Task directions:
Keep only those lines of the records that include the string "하나님의".

━━━━━ Items ━━━━━

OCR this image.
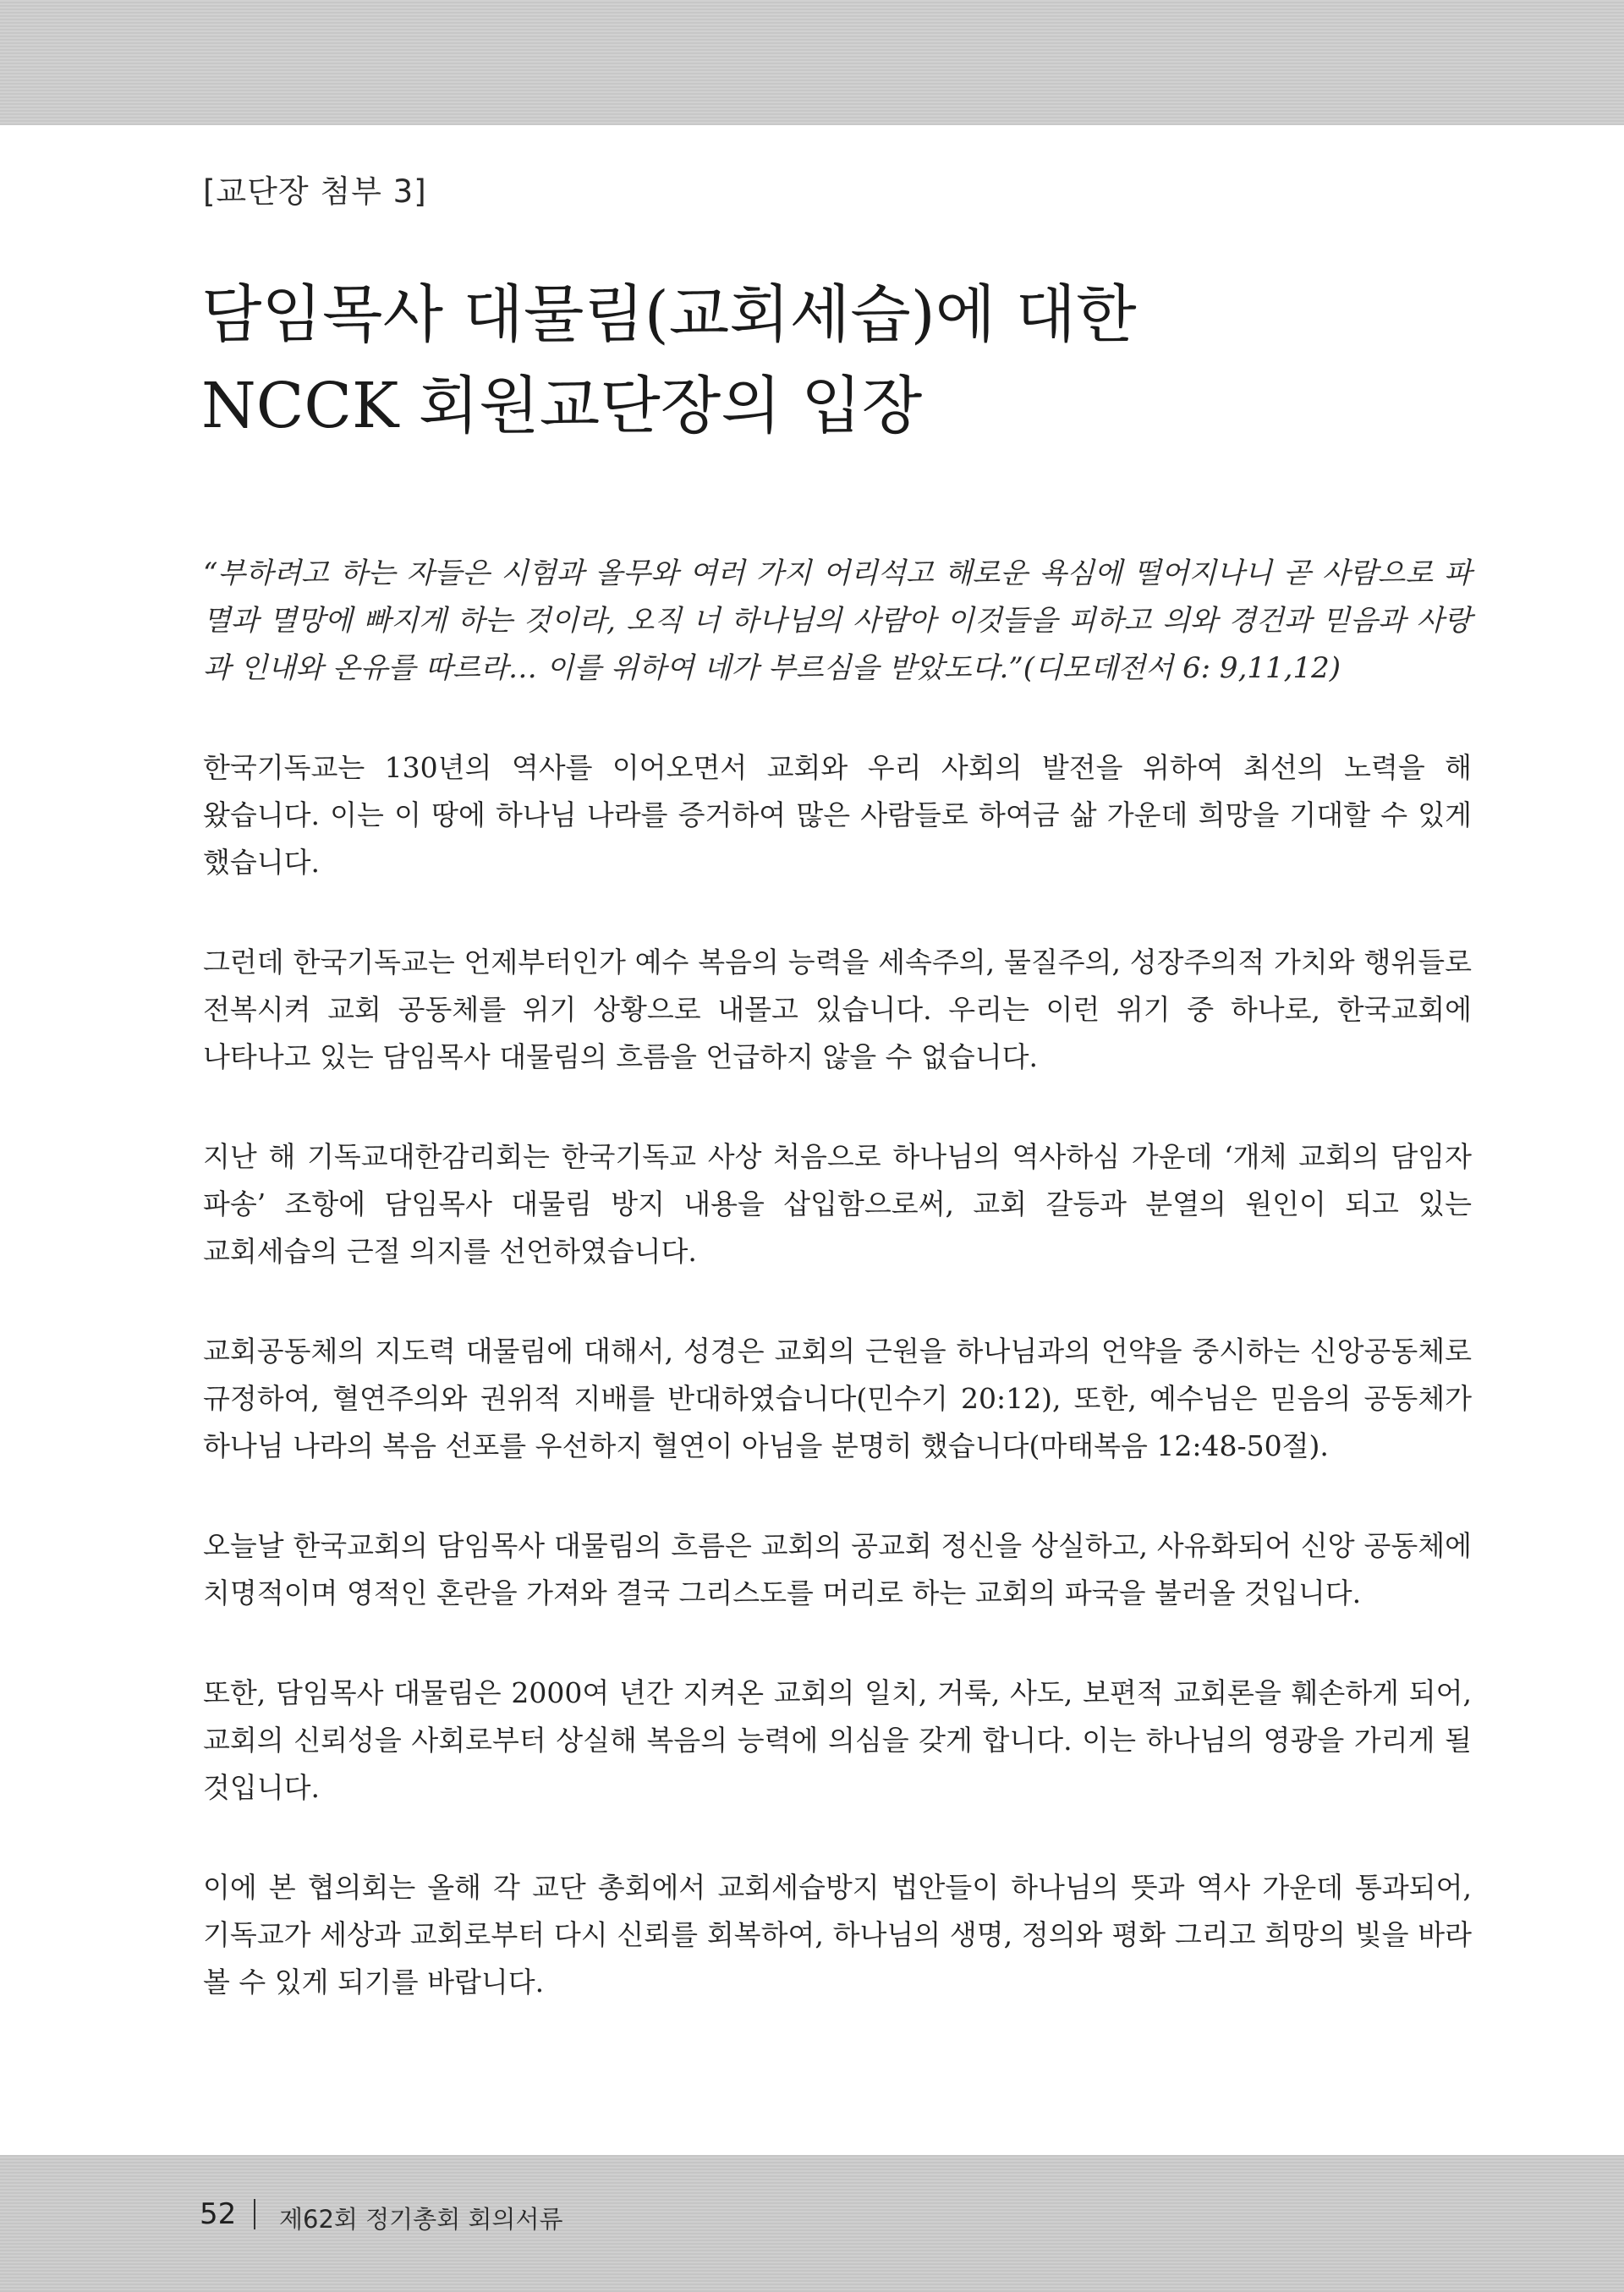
[교단장 첨부 3]
담임목사 대물림(교회세습)에 대한
NCCK 회원교단장의 입장

“부하려고 하는 자들은 시험과 올무와 여러 가지 어리석고 해로운 욕심에 떨어지나니 곧 사람으로 파멸과 멸망에 빠지게 하는 것이라, 오직 너 하나님의 사람아 이것들을 피하고 의와 경건과 믿음과 사랑과 인내와 온유를 따르라… 이를 위하여 네가 부르심을 받았도다.”(디모데전서 6: 9,11,12)

한국기독교는 130년의 역사를 이어오면서 교회와 우리 사회의 발전을 위하여 최선의 노력을 해 왔습니다. 이는 이 땅에 하나님 나라를 증거하여 많은 사람들로 하여금 삶 가운데 희망을 기대할 수 있게 했습니다.

그런데 한국기독교는 언제부터인가 예수 복음의 능력을 세속주의, 물질주의, 성장주의적 가치와 행위들로 전복시켜 교회 공동체를 위기 상황으로 내몰고 있습니다. 우리는 이런 위기 중 하나로, 한국교회에 나타나고 있는 담임목사 대물림의 흐름을 언급하지 않을 수 없습니다.

지난 해 기독교대한감리회는 한국기독교 사상 처음으로 하나님의 역사하심 가운데 ‘개체 교회의 담임자 파송’ 조항에 담임목사 대물림 방지 내용을 삽입함으로써, 교회 갈등과 분열의 원인이 되고 있는 교회세습의 근절 의지를 선언하였습니다.

교회공동체의 지도력 대물림에 대해서, 성경은 교회의 근원을 하나님과의 언약을 중시하는 신앙공동체로 규정하여, 혈연주의와 권위적 지배를 반대하였습니다(민수기 20:12), 또한, 예수님은 믿음의 공동체가 하나님 나라의 복음 선포를 우선하지 혈연이 아님을 분명히 했습니다(마태복음 12:48-50절).

오늘날 한국교회의 담임목사 대물림의 흐름은 교회의 공교회 정신을 상실하고, 사유화되어 신앙 공동체에 치명적이며 영적인 혼란을 가져와 결국 그리스도를 머리로 하는 교회의 파국을 불러올 것입니다.

또한, 담임목사 대물림은 2000여 년간 지켜온 교회의 일치, 거룩, 사도, 보편적 교회론을 훼손하게 되어, 교회의 신뢰성을 사회로부터 상실해 복음의 능력에 의심을 갖게 합니다. 이는 하나님의 영광을 가리게 될 것입니다.

이에 본 협의회는 올해 각 교단 총회에서 교회세습방지 법안들이 하나님의 뜻과 역사 가운데 통과되어, 기독교가 세상과 교회로부터 다시 신뢰를 회복하여, 하나님의 생명, 정의와 평화 그리고 희망의 빛을 바라 볼 수 있게 되기를 바랍니다.

52 제62회 정기총회 회의서류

━━━━━

Answer to the problem:
“부하려고 하는 자들은 시험과 올무와 여러 가지 어리석고 해로운 욕심에 떨어지나니 곧 사람으로 파멸과 멸망에 빠지게 하는 것이라, 오직 너 하나님의 사람아 이것들을 피하고 의와 경건과 믿음과 사랑과 인내와 온유를 따르라… 이를 위하여 네가 부르심을 받았도다.”(디모데전서 6: 9,11,12)
지난 해 기독교대한감리회는 한국기독교 사상 처음으로 하나님의 역사하심 가운데 ‘개체 교회의 담임자 파송’ 조항에 담임목사 대물림 방지 내용을 삽입함으로써, 교회 갈등과 분열의 원인이 되고 있는 교회세습의 근절 의지를 선언하였습니다.
또한, 담임목사 대물림은 2000여 년간 지켜온 교회의 일치, 거룩, 사도, 보편적 교회론을 훼손하게 되어, 교회의 신뢰성을 사회로부터 상실해 복음의 능력에 의심을 갖게 합니다. 이는 하나님의 영광을 가리게 될 것입니다.
이에 본 협의회는 올해 각 교단 총회에서 교회세습방지 법안들이 하나님의 뜻과 역사 가운데 통과되어, 기독교가 세상과 교회로부터 다시 신뢰를 회복하여, 하나님의 생명, 정의와 평화 그리고 희망의 빛을 바라 볼 수 있게 되기를 바랍니다.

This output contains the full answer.